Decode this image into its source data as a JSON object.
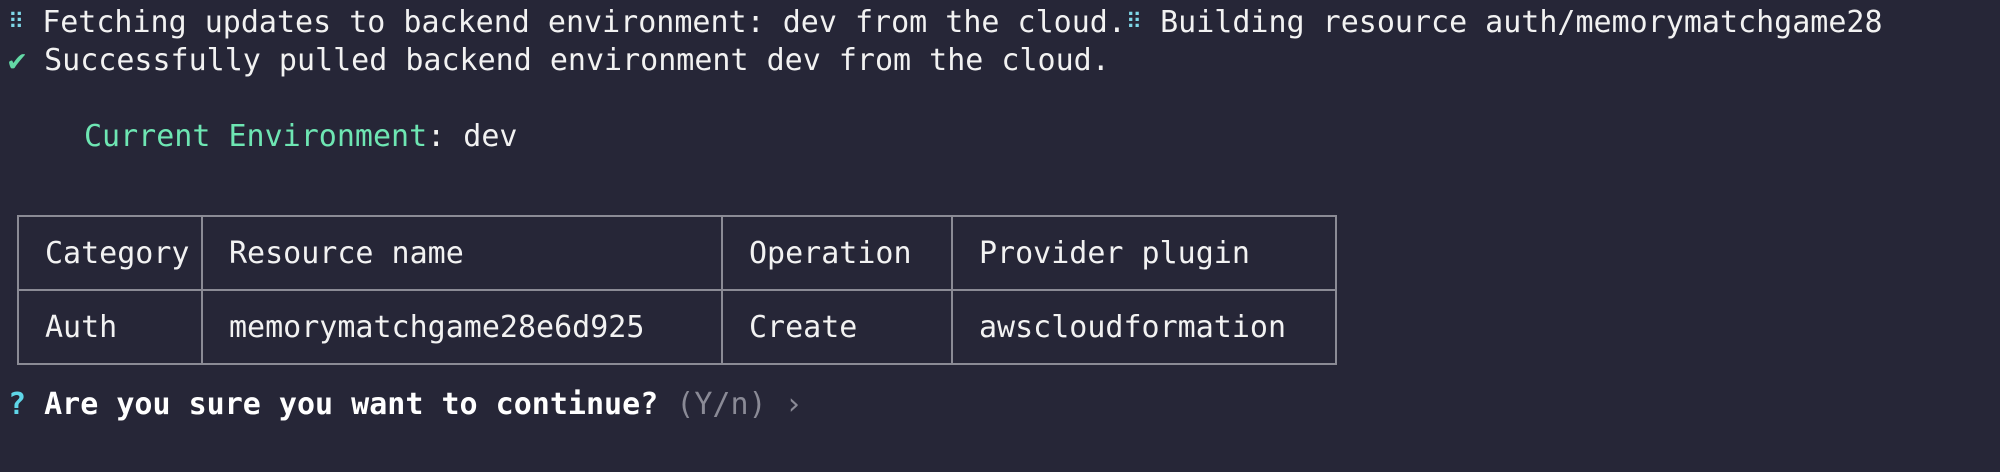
{
  "terminal": {
    "line1": {
      "spinner": "⠿",
      "text_a": "Fetching updates to backend environment: dev from the cloud.",
      "spinner2": "⠿",
      "text_b": "Building resource auth/memorymatchgame28"
    },
    "line2": {
      "check": "✔",
      "text": "Successfully pulled backend environment dev from the cloud."
    },
    "env": {
      "label": "Current Environment",
      "separator": ": ",
      "value": "dev"
    },
    "table": {
      "headers": [
        "Category",
        "Resource name",
        "Operation",
        "Provider plugin"
      ],
      "rows": [
        [
          "Auth",
          "memorymatchgame28e6d925",
          "Create",
          "awscloudformation"
        ]
      ]
    },
    "prompt": {
      "marker": "?",
      "question": "Are you sure you want to continue?",
      "hint": "(Y/n)",
      "arrow": "›"
    }
  },
  "colors": {
    "background": "#262637",
    "text": "#f2f2f2",
    "accent_green": "#6ee6b3",
    "accent_cyan": "#5fd6e8",
    "muted": "#8a8a96"
  }
}
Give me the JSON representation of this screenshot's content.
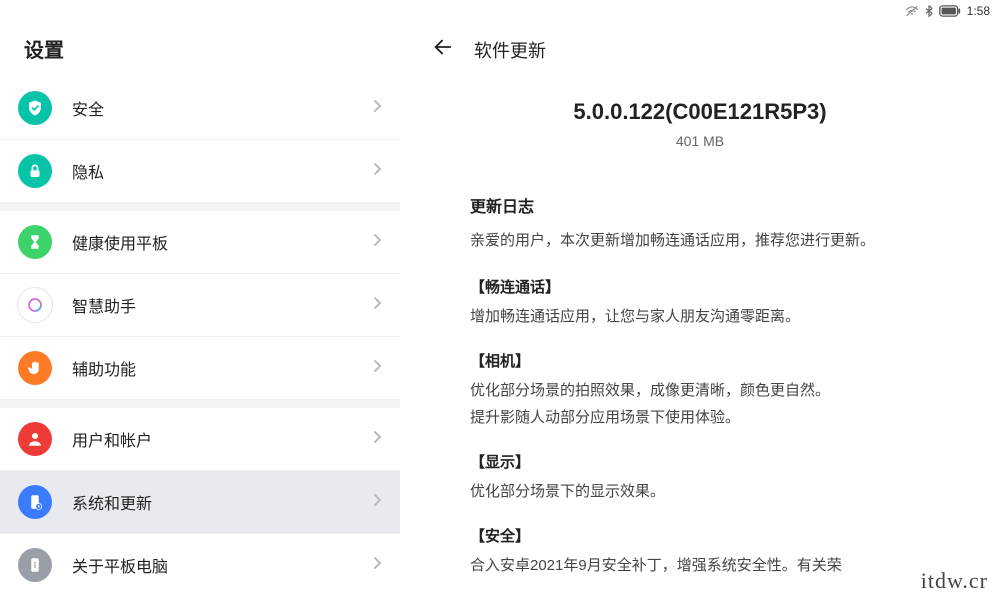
{
  "status": {
    "time": "1:58"
  },
  "settings_title": "设置",
  "sidebar": {
    "items": [
      {
        "label": "安全",
        "icon": "shield-check-icon",
        "bg": "#07c4a9",
        "fg": "#fff"
      },
      {
        "label": "隐私",
        "icon": "lock-icon",
        "bg": "#07c4a9",
        "fg": "#fff"
      },
      {
        "label": "健康使用平板",
        "icon": "hourglass-icon",
        "bg": "#3dd26a",
        "fg": "#fff"
      },
      {
        "label": "智慧助手",
        "icon": "assistant-ring-icon",
        "bg": "#ffffff",
        "fg": "#c96bd6",
        "ring": true
      },
      {
        "label": "辅助功能",
        "icon": "hand-icon",
        "bg": "#ff7a26",
        "fg": "#fff"
      },
      {
        "label": "用户和帐户",
        "icon": "person-icon",
        "bg": "#ef3b36",
        "fg": "#fff"
      },
      {
        "label": "系统和更新",
        "icon": "phone-gear-icon",
        "bg": "#3a7bff",
        "fg": "#fff",
        "active": true
      },
      {
        "label": "关于平板电脑",
        "icon": "phone-info-icon",
        "bg": "#9a9ea6",
        "fg": "#fff"
      }
    ]
  },
  "update": {
    "page_title": "软件更新",
    "version": "5.0.0.122(C00E121R5P3)",
    "size": "401 MB",
    "changelog_heading": "更新日志",
    "intro": "亲爱的用户，本次更新增加畅连通话应用，推荐您进行更新。",
    "sections": [
      {
        "title": "【畅连通话】",
        "body": "增加畅连通话应用，让您与家人朋友沟通零距离。"
      },
      {
        "title": "【相机】",
        "body": "优化部分场景的拍照效果，成像更清晰，颜色更自然。\n提升影随人动部分应用场景下使用体验。"
      },
      {
        "title": "【显示】",
        "body": "优化部分场景下的显示效果。"
      },
      {
        "title": "【安全】",
        "body": "合入安卓2021年9月安全补丁，增强系统安全性。有关荣"
      }
    ]
  },
  "watermark": "itdw.cr"
}
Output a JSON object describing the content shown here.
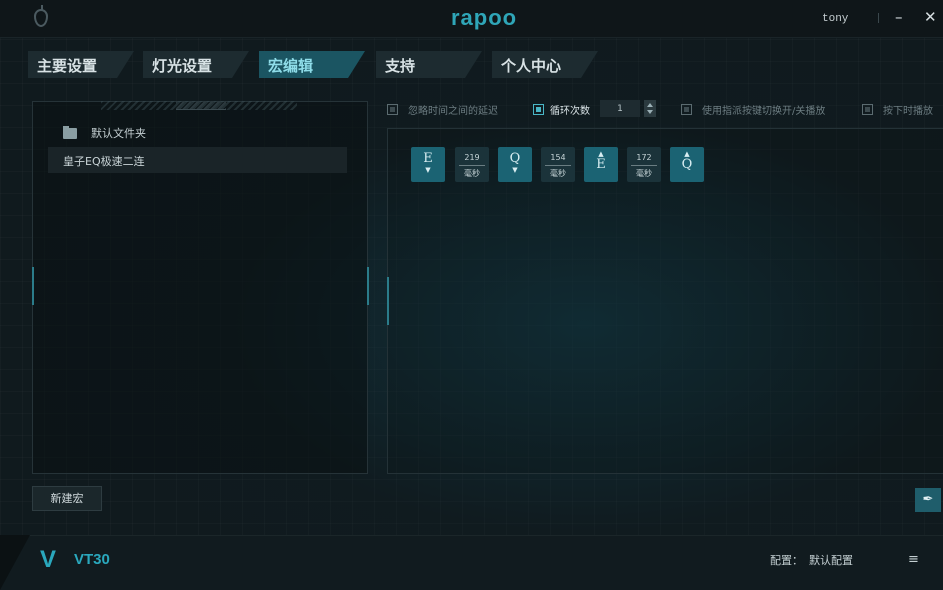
{
  "window": {
    "logo": "rapoo",
    "username": "tony",
    "minimize_glyph": "–",
    "close_glyph": "✕",
    "app_icon": "mouse-icon"
  },
  "tabs": [
    {
      "label": "主要设置",
      "active": false
    },
    {
      "label": "灯光设置",
      "active": false
    },
    {
      "label": "宏编辑",
      "active": true
    },
    {
      "label": "支持",
      "active": false
    },
    {
      "label": "个人中心",
      "active": false
    }
  ],
  "macro_list": {
    "folder_label": "默认文件夹",
    "items": [
      "皇子EQ极速二连"
    ]
  },
  "new_macro_label": "新建宏",
  "options": {
    "ignore_delay": {
      "label": "忽略时间之间的延迟",
      "checked": false
    },
    "loop_count": {
      "label": "循环次数",
      "checked": true,
      "value": "1"
    },
    "toggle_by_key": {
      "label": "使用指派按键切换开/关播放",
      "checked": false
    },
    "play_while_pressed": {
      "label": "按下时播放",
      "checked": false
    }
  },
  "steps": [
    {
      "type": "key",
      "key": "E",
      "dir": "down",
      "arrow": "▼"
    },
    {
      "type": "delay",
      "value": "219",
      "unit": "毫秒"
    },
    {
      "type": "key",
      "key": "Q",
      "dir": "down",
      "arrow": "▼"
    },
    {
      "type": "delay",
      "value": "154",
      "unit": "毫秒"
    },
    {
      "type": "key",
      "key": "E",
      "dir": "up",
      "arrow": "▲"
    },
    {
      "type": "delay",
      "value": "172",
      "unit": "毫秒"
    },
    {
      "type": "key",
      "key": "Q",
      "dir": "up",
      "arrow": "▲"
    }
  ],
  "clear_icon": "broom-icon",
  "footer": {
    "logo": "V",
    "model": "VT30",
    "config_label": "配置：",
    "config_value": "默认配置",
    "menu_glyph": "≡"
  },
  "colors": {
    "accent": "#2aa8bd",
    "active_tab": "#1b5562",
    "key_step": "#1b6373"
  }
}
━━━━━━
§ What is required:
Give the count of lines in the records that contain "object", and no other text.

§ Completed task:
2